## MATERIAL PROVIDED
───
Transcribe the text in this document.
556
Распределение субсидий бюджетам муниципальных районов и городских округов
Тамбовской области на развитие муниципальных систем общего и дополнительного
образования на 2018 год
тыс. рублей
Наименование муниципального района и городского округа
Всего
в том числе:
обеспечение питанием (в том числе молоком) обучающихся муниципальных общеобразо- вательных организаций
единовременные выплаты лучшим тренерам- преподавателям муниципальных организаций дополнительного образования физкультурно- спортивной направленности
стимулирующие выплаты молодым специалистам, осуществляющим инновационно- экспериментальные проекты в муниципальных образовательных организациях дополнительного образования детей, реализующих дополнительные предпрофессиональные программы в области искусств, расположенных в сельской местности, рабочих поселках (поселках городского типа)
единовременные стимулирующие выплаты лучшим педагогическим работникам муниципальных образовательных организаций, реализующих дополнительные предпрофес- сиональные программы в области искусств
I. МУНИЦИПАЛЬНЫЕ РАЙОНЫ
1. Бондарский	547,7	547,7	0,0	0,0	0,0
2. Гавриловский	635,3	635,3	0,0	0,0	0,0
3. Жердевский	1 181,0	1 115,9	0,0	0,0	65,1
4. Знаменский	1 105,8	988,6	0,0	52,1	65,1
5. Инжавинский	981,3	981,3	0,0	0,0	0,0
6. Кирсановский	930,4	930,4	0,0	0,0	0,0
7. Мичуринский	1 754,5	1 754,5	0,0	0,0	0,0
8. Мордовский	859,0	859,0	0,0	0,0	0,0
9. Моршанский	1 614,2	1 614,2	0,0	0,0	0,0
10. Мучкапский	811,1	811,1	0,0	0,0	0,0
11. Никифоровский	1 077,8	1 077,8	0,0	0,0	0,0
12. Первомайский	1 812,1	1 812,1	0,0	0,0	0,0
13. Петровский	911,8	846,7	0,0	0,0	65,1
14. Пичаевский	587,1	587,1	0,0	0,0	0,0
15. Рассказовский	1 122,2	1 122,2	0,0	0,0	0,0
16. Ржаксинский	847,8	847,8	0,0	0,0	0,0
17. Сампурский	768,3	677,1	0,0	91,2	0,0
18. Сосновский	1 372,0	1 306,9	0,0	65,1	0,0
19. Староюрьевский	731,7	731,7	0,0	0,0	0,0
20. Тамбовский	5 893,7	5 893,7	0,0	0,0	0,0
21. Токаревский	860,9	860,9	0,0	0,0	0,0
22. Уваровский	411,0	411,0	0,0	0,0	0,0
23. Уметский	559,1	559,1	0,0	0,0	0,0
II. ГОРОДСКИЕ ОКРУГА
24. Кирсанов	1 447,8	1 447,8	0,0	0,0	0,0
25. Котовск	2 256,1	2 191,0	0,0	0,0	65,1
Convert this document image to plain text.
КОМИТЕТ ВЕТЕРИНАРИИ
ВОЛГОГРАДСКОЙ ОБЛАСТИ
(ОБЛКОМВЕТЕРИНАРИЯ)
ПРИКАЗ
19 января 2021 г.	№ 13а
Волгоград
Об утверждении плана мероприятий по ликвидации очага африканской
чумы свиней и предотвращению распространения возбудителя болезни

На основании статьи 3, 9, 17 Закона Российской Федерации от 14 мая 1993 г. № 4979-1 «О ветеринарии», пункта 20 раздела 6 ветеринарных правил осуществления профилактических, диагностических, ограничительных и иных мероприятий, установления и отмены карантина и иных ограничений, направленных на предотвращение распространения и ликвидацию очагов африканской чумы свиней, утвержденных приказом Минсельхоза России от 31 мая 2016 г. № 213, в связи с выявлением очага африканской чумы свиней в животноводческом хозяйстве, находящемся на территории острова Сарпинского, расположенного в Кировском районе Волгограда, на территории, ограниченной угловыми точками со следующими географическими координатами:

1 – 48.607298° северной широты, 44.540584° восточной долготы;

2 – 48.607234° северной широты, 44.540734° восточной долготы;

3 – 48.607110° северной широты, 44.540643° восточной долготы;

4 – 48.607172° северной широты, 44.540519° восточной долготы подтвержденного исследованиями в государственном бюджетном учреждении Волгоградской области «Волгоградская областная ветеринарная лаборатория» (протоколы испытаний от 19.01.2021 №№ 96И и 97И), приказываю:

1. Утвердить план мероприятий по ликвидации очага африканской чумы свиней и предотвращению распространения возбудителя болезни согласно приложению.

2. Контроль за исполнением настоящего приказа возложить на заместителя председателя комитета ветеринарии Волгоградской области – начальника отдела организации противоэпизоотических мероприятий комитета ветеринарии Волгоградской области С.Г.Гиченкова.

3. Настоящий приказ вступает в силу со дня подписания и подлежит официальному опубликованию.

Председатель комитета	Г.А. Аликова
───
## PROBLEM REQUIREMENTS
Scan the material above for the string "предотвращению" and report each line where you find it.

## CORRECT OUTPUT
чумы свиней и предотвращению распространения возбудителя болезни
1. Утвердить план мероприятий по ликвидации очага африканской чумы свиней и предотвращению распространения возбудителя болезни согласно приложению.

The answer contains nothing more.